Given problem a = Can you reproduce the layout records from their first line through the line containing "calories-unit: ккал (66, 88, 128, 113)", switching "nutrient-axis" to "nutrient-baseline" and leaving everything else unchanged?
**** Selected passage ****
Skip to main content

Python implementation of MapReduce querying for Redis

Project description

# RapMedusa

RapMedusa is a Python module implementing MapReduce querying over a Redis key-value store. It aims to provide functionality that is similar (in some respects) to CouchDB’s views feature and MongoDB’s MapReduce database command.

## Dependencies

RapMedusa depends on Andy McCurdy’s redis-py module, which can be obtained from [https://github.com/andymccurdy/redis-py][1]. Of course, you’ll also need a running [Redis][2] instance to connect to. In both cases, any version >= 2.0 should be compatible with RapMedusa.

## Installation

$ sudo pip install rapmedusa

or

$ sudo easy_install rapmedusa

or from source:

$ sudo python setup.py install

## Overview

First, import the required modules:

:::python
>>> import redis
>>> from rapmedusa import emit, map_reduce

Next, connect to a running Redis instance in the usual way:

:::python
>>> redis = redis.StrictRedis(host='localhost', port=6379, db=0)

Finally, implementations of the map and reduce functions must be provided, and passed into a call to the map_reduce() function, along with the active connection to the Redis server:

:::python
>>> def myMap(key, val):
        ...
        emit(newKey, newVal)
>>> def myReduce(key, values):
        ...
**** Entries supplied ****
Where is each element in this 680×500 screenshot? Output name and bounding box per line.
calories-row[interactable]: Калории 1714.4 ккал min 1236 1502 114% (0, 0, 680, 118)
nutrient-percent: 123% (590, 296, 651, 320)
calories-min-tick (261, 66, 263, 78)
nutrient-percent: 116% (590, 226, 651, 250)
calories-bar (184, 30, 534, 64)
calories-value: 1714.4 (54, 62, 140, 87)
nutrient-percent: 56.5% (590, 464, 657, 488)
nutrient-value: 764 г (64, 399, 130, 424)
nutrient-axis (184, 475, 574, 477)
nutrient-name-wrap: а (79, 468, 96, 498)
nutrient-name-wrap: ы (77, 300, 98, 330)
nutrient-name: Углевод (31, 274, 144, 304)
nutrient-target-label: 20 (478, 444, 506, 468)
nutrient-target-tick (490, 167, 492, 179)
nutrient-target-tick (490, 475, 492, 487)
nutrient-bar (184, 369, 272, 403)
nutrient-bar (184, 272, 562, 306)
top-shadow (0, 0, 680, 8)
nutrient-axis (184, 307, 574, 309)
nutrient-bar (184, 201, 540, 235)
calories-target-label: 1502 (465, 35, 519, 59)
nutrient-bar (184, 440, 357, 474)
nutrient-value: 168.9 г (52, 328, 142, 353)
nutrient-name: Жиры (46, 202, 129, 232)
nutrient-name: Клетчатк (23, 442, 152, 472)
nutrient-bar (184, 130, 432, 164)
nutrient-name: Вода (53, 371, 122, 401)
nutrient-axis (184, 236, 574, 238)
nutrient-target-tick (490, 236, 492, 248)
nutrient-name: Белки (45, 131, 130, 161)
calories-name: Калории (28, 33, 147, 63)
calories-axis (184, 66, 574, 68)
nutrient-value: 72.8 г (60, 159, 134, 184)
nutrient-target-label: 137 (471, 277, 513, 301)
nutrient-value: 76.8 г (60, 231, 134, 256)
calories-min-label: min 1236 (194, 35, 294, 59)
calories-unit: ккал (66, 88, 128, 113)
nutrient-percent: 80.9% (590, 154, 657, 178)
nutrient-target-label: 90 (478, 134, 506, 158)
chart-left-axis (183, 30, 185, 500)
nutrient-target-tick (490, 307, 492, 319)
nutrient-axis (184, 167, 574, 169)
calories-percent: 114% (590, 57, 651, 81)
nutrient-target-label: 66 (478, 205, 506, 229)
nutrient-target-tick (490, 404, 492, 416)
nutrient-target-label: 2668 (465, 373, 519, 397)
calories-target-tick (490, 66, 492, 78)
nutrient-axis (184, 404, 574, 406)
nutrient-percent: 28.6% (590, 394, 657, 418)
****
Given problem b = Can you extract the part of the RapMedusa project description starting with "Project description" and going on through "compatible with RapMedusa.", copying it word for word?

Task response a =
Where is each element in this 680×500 screenshot? Output name and bounding box per line.
calories-row[interactable]: Калории 1714.4 ккал min 1236 1502 114% (0, 0, 680, 118)
nutrient-percent: 123% (590, 296, 651, 320)
calories-min-tick (261, 66, 263, 78)
nutrient-percent: 116% (590, 226, 651, 250)
calories-bar (184, 30, 534, 64)
calories-value: 1714.4 (54, 62, 140, 87)
nutrient-percent: 56.5% (590, 464, 657, 488)
nutrient-value: 764 г (64, 399, 130, 424)
nutrient-baseline (184, 475, 574, 477)
nutrient-name-wrap: а (79, 468, 96, 498)
nutrient-name-wrap: ы (77, 300, 98, 330)
nutrient-name: Углевод (31, 274, 144, 304)
nutrient-target-label: 20 (478, 444, 506, 468)
nutrient-target-tick (490, 167, 492, 179)
nutrient-target-tick (490, 475, 492, 487)
nutrient-bar (184, 369, 272, 403)
nutrient-bar (184, 272, 562, 306)
top-shadow (0, 0, 680, 8)
nutrient-baseline (184, 307, 574, 309)
nutrient-bar (184, 201, 540, 235)
calories-target-label: 1502 (465, 35, 519, 59)
nutrient-bar (184, 440, 357, 474)
nutrient-value: 168.9 г (52, 328, 142, 353)
nutrient-name: Жиры (46, 202, 129, 232)
nutrient-name: Клетчатк (23, 442, 152, 472)
nutrient-bar (184, 130, 432, 164)
nutrient-name: Вода (53, 371, 122, 401)
nutrient-baseline (184, 236, 574, 238)
nutrient-target-tick (490, 236, 492, 248)
nutrient-name: Белки (45, 131, 130, 161)
calories-name: Калории (28, 33, 147, 63)
calories-axis (184, 66, 574, 68)
nutrient-value: 72.8 г (60, 159, 134, 184)
nutrient-target-label: 137 (471, 277, 513, 301)
nutrient-value: 76.8 г (60, 231, 134, 256)
calories-min-label: min 1236 (194, 35, 294, 59)
calories-unit: ккал (66, 88, 128, 113)

Task response b =
Project description

# RapMedusa

RapMedusa is a Python module implementing MapReduce querying over a Redis key-value store. It aims to provide functionality that is similar (in some respects) to CouchDB’s views feature and MongoDB’s MapReduce database command.

## Dependencies

RapMedusa depends on Andy McCurdy’s redis-py module, which can be obtained from [https://github.com/andymccurdy/redis-py][1]. Of course, you’ll also need a running [Redis][2] instance to connect to. In both cases, any version >= 2.0 should be compatible with RapMedusa.